BEGIN Passage
In 1998, at the end of a stellar career at Xerox, Conwell accepted a research position at the University in the chemistry department, where the octogenarian is as vital as ever both in her personal and professional life.

In addition to the four-times-a-week ballet classes she describes more as an addiction than a passion, Conwell forges into new ground, studying the movement of electrons through DNA.

“How these electrons move in DNA is important for many reasons,” she says. “In the body, the motion of the electrons can cause mutations that may lead to cancer.”

The work also may have implications in nanoelectronics, an area of science exploring ways to miniaturize electronics to the size of molecules and atoms.

The Theory That
Almost Wasn’t

“I was stunned.”

That’s how Esther Conwell says she felt in the fall of 1947 when she read her name in the list of presentations for the American Physical Society’s annual meeting in New York City.

“My graduate thesis paper was listed as a 10-minute presentation, part of a group of presentations by several faculty members from Purdue University’s physics department,” says Conwell. “This was news to me. As far as I knew the paper was still classified by the government.”

The paper was, in fact, Conwell’s master’s thesis that she had worked on in Rochester under Victor Weisskopf. The paper’s classification by the government during the war had kept the young Conwell from publishing the findings and from finishing her master’s degree.

So, in late January, Conwell left Chicago, where she was finishing her Ph.D., and took a quick trip to New York.

“When I showed up, unannounced, and met the professor from Purdue who had planned to give the paper, I asked him why I had not been invited to present my own work,” says Conwell. “He seemed shocked and rather embarrassed, and agreed to let me give the paper.”

Two years later, Conwell published “Theory of Impurity Scattering” (jointly with Weisskopf) in Physical Review, work now known as the Conwell-Weisskopf theory.

—Jenny Leonard

“DNA has a special property that it can attract or bond with another piece of DNA, a complementary piece,” Conwell says. “Let’s say you want a wire to come together with a transistor. Imagine putting DNA on the wire and the complementary DNA on the transistor. You could think of assembling nanocircuits that way.”

Conwell’s work has earned her an uncommon dual membership in the National Academy of Sciences and the National Academy of Engineering, two of the highest honors a scientist or engineer can receive. She’s also been recognized by the Institute of Electrical Engineers, which awarded Conwell the prestigious Edison Award, making her the first woman to win an honor whose past recipients include Alexander Graham Bell and George Westinghouse.
END Passage
— Exercises to complete —
1) Name every person mentioned in the Esther Conwell profile other than Conwell herself.
2) Reproduce word for word the stretch of the Esther Conwell profile from "In addition to" through "electrons through DNA.".
Rely on nothing beyond the Esther Conwell profile above.
BEGIN Extracted material
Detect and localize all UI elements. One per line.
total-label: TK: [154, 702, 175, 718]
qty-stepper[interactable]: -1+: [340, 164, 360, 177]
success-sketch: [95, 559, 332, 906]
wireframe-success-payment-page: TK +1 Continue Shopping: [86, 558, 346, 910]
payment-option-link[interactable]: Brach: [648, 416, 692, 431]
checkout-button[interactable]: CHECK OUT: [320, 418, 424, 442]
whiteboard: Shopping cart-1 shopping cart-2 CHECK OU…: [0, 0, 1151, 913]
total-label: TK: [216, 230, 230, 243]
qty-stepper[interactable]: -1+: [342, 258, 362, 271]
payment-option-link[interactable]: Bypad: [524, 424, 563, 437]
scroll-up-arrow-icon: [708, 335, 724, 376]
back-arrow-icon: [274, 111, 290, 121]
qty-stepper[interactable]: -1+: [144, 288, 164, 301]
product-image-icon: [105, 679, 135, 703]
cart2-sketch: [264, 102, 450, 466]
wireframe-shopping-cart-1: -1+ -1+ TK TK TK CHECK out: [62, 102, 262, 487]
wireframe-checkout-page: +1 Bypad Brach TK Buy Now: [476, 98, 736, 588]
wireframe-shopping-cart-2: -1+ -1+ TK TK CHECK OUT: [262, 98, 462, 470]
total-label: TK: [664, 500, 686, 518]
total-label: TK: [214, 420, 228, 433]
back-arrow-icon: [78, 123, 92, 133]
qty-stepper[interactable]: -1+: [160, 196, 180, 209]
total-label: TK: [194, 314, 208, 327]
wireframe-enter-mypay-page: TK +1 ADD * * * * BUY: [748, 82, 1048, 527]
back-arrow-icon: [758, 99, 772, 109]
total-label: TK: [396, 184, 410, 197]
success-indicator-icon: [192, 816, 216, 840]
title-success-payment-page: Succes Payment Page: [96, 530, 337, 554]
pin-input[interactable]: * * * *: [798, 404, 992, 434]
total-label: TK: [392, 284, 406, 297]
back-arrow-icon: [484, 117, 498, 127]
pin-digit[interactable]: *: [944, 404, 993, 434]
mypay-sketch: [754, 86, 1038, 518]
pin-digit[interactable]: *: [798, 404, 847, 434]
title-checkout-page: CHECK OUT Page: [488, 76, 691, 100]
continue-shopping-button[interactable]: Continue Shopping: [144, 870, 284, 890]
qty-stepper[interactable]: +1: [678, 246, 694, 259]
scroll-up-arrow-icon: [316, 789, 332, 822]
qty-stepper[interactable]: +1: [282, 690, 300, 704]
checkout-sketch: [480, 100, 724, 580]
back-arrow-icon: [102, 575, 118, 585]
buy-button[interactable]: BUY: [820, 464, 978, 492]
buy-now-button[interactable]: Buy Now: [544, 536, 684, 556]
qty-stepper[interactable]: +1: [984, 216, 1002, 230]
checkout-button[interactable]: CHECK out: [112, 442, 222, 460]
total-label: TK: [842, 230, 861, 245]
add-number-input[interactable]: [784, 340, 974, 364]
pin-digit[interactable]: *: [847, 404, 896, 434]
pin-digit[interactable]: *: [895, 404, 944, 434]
END Extracted material
— Results by task —
1) Victor Weisskopf, Jenny Leonard, Alexander Graham Bell, George Westinghouse

2)
In addition to the four-times-a-week ballet classes she describes more as an addiction than a passion, Conwell forges into new ground, studying the movement of electrons through DNA.